**Exercise data:**
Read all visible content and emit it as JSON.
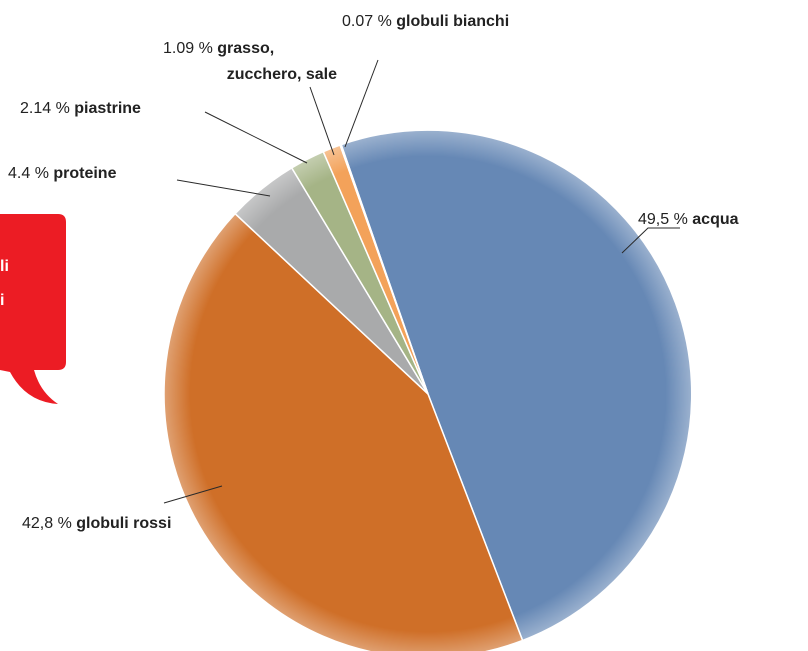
{
  "bubble": {
    "line1": "li",
    "line2": "i",
    "color": "#ec1c24"
  },
  "chart_data": {
    "type": "pie",
    "slices": [
      {
        "value": 49.5,
        "percent_text": "49,5 %",
        "label": "acqua",
        "color": "#6688b5"
      },
      {
        "value": 42.8,
        "percent_text": "42,8 %",
        "label": "globuli rossi",
        "color": "#cf6f28"
      },
      {
        "value": 4.4,
        "percent_text": "4.4 %",
        "label": "proteine",
        "color": "#a9aaab"
      },
      {
        "value": 2.14,
        "percent_text": "2.14 %",
        "label": "piastrine",
        "color": "#a5b486"
      },
      {
        "value": 1.09,
        "percent_text": "1.09 %",
        "label": "grasso,\nzucchero, sale",
        "color": "#f3a25a"
      },
      {
        "value": 0.07,
        "percent_text": "0.07 %",
        "label": "globuli bianchi",
        "color": "#e9e9e9"
      }
    ]
  }
}
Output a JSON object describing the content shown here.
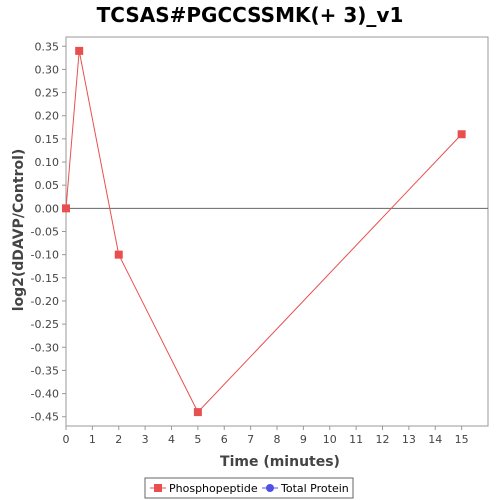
{
  "chart_data": {
    "type": "line",
    "title": "TCSAS#PGCCSSMK(+ 3)_v1",
    "xlabel": "Time (minutes)",
    "ylabel": "log2(dDAVP/Control)",
    "xlim": [
      0,
      16
    ],
    "ylim": [
      -0.47,
      0.37
    ],
    "xticks": [
      0,
      1,
      2,
      3,
      4,
      5,
      6,
      7,
      8,
      9,
      10,
      11,
      12,
      13,
      14,
      15
    ],
    "yticks": [
      0.35,
      0.3,
      0.25,
      0.2,
      0.15,
      0.1,
      0.05,
      0.0,
      -0.05,
      -0.1,
      -0.15,
      -0.2,
      -0.25,
      -0.3,
      -0.35,
      -0.4,
      -0.45
    ],
    "ytick_labels": [
      "0.35",
      "0.30",
      "0.25",
      "0.20",
      "0.15",
      "0.10",
      "0.05",
      "0.00",
      "-0.05",
      "-0.10",
      "-0.15",
      "-0.20",
      "-0.25",
      "-0.30",
      "-0.35",
      "-0.40",
      "-0.45"
    ],
    "zero_line": true,
    "grid": false,
    "legend_position": "bottom",
    "series": [
      {
        "name": "Phosphopeptide",
        "color": "#e85050",
        "marker": "square",
        "x": [
          0,
          0.5,
          2,
          5,
          15
        ],
        "y": [
          0.0,
          0.34,
          -0.1,
          -0.44,
          0.16
        ]
      },
      {
        "name": "Total Protein",
        "color": "#5050e8",
        "marker": "circle",
        "x": [],
        "y": []
      }
    ]
  }
}
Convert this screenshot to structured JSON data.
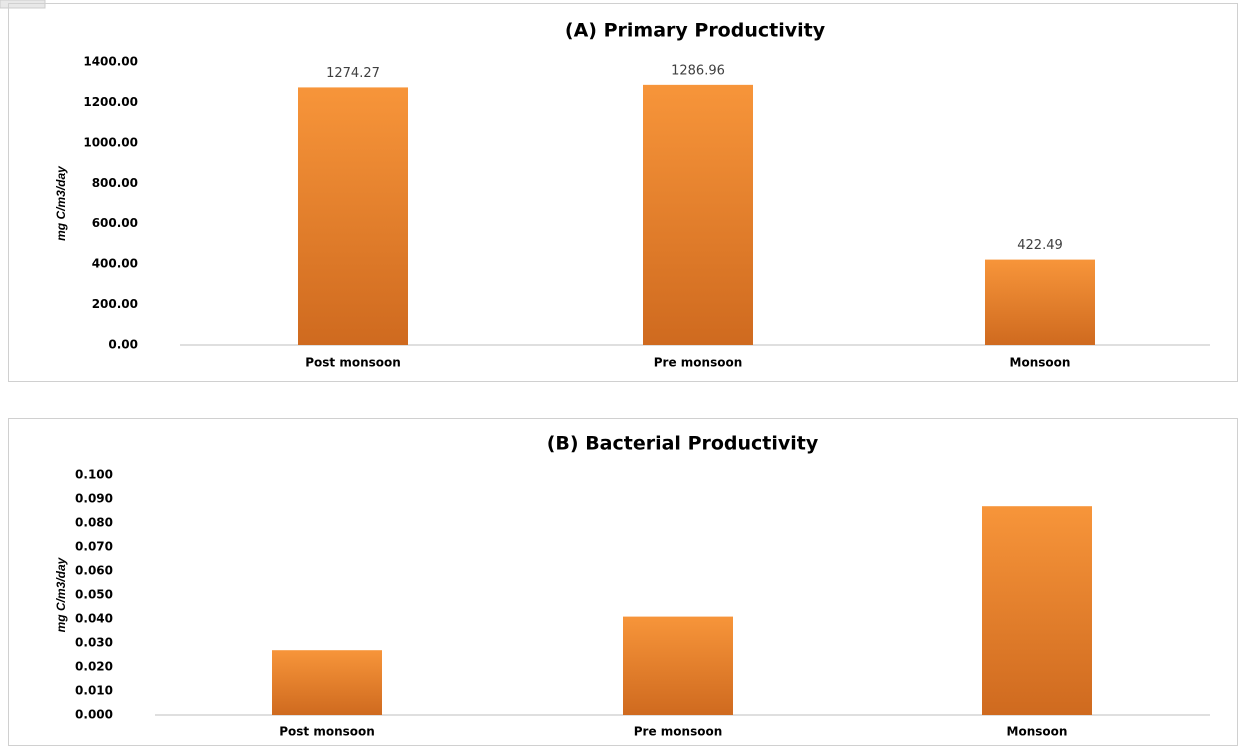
{
  "chart_data": [
    {
      "type": "bar",
      "title": "(A) Primary Productivity",
      "y_label": "mg C/m3/day",
      "categories": [
        "Post monsoon",
        "Pre monsoon",
        "Monsoon"
      ],
      "values": [
        1274.27,
        1286.96,
        422.49
      ],
      "show_value_labels": true,
      "color": "#f7953a",
      "ylim": [
        0,
        1400
      ],
      "yticks": [
        {
          "value": 0,
          "label": "0.00"
        },
        {
          "value": 200,
          "label": "200.00"
        },
        {
          "value": 400,
          "label": "400.00"
        },
        {
          "value": 600,
          "label": "600.00"
        },
        {
          "value": 800,
          "label": "800.00"
        },
        {
          "value": 1000,
          "label": "1000.00"
        },
        {
          "value": 1200,
          "label": "1200.00"
        },
        {
          "value": 1400,
          "label": "1400.00"
        }
      ],
      "grid": false
    },
    {
      "type": "bar",
      "title": "(B) Bacterial Productivity",
      "y_label": "mg C/m3/day",
      "categories": [
        "Post monsoon",
        "Pre monsoon",
        "Monsoon"
      ],
      "values": [
        0.027,
        0.041,
        0.087
      ],
      "show_value_labels": false,
      "color": "#f7953a",
      "ylim": [
        0,
        0.1
      ],
      "yticks": [
        {
          "value": 0,
          "label": "0.000"
        },
        {
          "value": 0.01,
          "label": "0.010"
        },
        {
          "value": 0.02,
          "label": "0.020"
        },
        {
          "value": 0.03,
          "label": "0.030"
        },
        {
          "value": 0.04,
          "label": "0.040"
        },
        {
          "value": 0.05,
          "label": "0.050"
        },
        {
          "value": 0.06,
          "label": "0.060"
        },
        {
          "value": 0.07,
          "label": "0.070"
        },
        {
          "value": 0.08,
          "label": "0.080"
        },
        {
          "value": 0.09,
          "label": "0.090"
        },
        {
          "value": 0.1,
          "label": "0.100"
        }
      ],
      "grid": false
    }
  ]
}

**What the task asks:** Look over the records above and filter for each line with the word "false".

**Answer to this exercise:**
    "grid": false,
      "grid": false
      "show_value_labels": false,
      "grid": false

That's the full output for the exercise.